__Exercise__
Type out the data exactly as given. Skip any image.

__Material__

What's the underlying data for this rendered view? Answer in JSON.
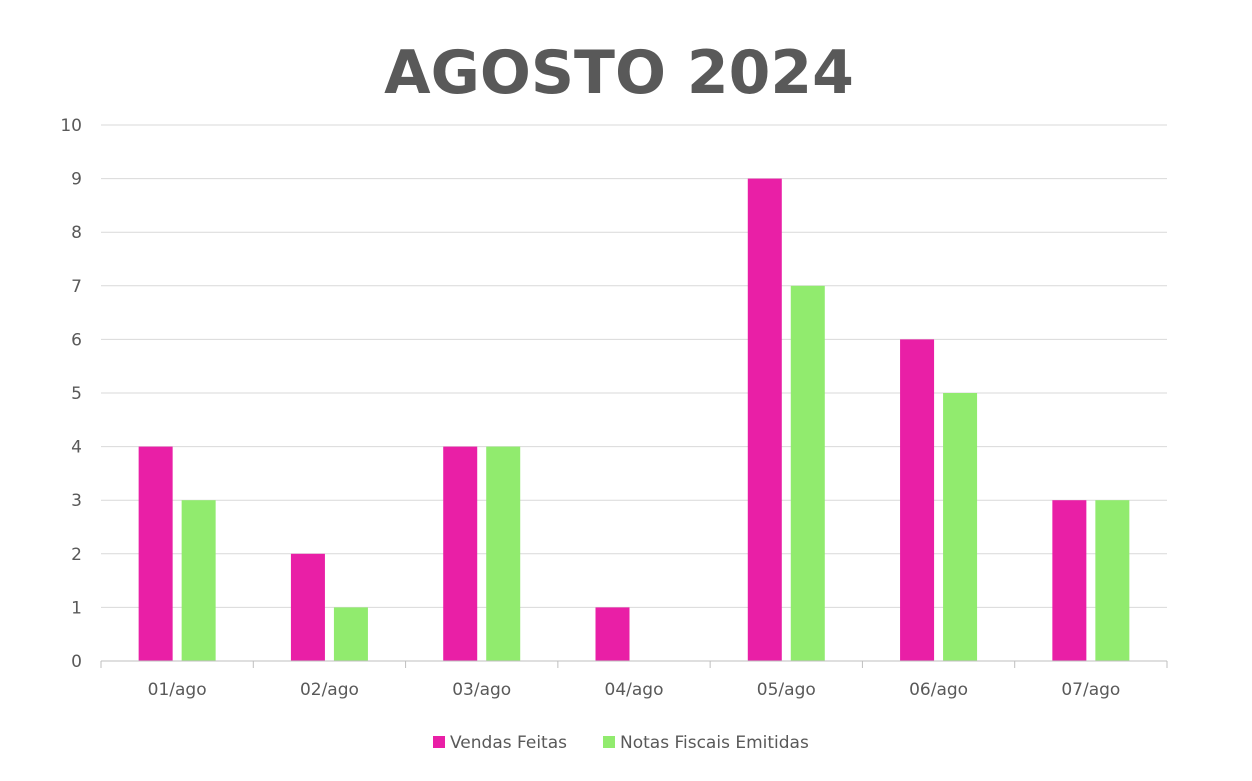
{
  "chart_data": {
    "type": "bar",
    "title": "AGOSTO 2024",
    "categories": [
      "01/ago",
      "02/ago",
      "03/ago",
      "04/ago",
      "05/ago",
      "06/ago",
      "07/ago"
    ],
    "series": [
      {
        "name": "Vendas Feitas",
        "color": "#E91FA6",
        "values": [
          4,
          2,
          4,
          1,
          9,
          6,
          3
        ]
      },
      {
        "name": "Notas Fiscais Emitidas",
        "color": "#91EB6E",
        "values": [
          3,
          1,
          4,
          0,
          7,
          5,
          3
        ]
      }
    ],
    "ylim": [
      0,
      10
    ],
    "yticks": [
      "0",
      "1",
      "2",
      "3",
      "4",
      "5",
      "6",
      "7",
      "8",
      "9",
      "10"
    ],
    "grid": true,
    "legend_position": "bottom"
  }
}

__Task solution__
What's the underlying data for this rendered view? Answer in JSON.
{
  "chart_data": {
    "type": "bar",
    "title": "AGOSTO 2024",
    "categories": [
      "01/ago",
      "02/ago",
      "03/ago",
      "04/ago",
      "05/ago",
      "06/ago",
      "07/ago"
    ],
    "series": [
      {
        "name": "Vendas Feitas",
        "color": "#E91FA6",
        "values": [
          4,
          2,
          4,
          1,
          9,
          6,
          3
        ]
      },
      {
        "name": "Notas Fiscais Emitidas",
        "color": "#91EB6E",
        "values": [
          3,
          1,
          4,
          0,
          7,
          5,
          3
        ]
      }
    ],
    "ylim": [
      0,
      10
    ],
    "yticks": [
      "0",
      "1",
      "2",
      "3",
      "4",
      "5",
      "6",
      "7",
      "8",
      "9",
      "10"
    ],
    "grid": true,
    "legend_position": "bottom"
  }
}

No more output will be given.